_DATASET EXCERPTS_
* * * * * * *

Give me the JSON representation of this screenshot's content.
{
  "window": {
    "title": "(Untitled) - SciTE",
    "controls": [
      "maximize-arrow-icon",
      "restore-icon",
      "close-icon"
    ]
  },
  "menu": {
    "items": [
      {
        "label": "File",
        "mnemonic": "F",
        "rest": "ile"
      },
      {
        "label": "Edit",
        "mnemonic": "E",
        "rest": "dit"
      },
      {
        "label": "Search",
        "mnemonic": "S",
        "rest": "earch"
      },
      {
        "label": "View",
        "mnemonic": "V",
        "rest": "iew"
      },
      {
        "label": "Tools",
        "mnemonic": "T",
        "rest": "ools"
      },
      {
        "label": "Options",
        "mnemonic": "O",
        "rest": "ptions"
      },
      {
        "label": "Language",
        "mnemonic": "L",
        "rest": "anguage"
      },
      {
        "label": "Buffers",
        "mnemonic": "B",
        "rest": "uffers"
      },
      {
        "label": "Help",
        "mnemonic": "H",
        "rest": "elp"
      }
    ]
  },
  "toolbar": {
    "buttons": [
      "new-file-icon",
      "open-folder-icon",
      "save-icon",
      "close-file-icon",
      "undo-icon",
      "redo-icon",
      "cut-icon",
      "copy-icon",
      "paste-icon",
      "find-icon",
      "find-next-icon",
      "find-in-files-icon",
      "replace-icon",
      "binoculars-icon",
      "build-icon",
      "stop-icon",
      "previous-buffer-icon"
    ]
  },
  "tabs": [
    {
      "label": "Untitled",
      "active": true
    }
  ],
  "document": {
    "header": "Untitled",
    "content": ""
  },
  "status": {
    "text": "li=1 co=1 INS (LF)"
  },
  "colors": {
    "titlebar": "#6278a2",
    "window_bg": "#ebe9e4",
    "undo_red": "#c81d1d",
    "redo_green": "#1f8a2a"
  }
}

* * * * * * *

_YOUR TASK_
Extract all lines that hold the word "mnemonic".

_EXPECTED ANSWER_
        "mnemonic": "F",
        "mnemonic": "E",
        "mnemonic": "S",
        "mnemonic": "V",
        "mnemonic": "T",
        "mnemonic": "O",
        "mnemonic": "L",
        "mnemonic": "B",
        "mnemonic": "H",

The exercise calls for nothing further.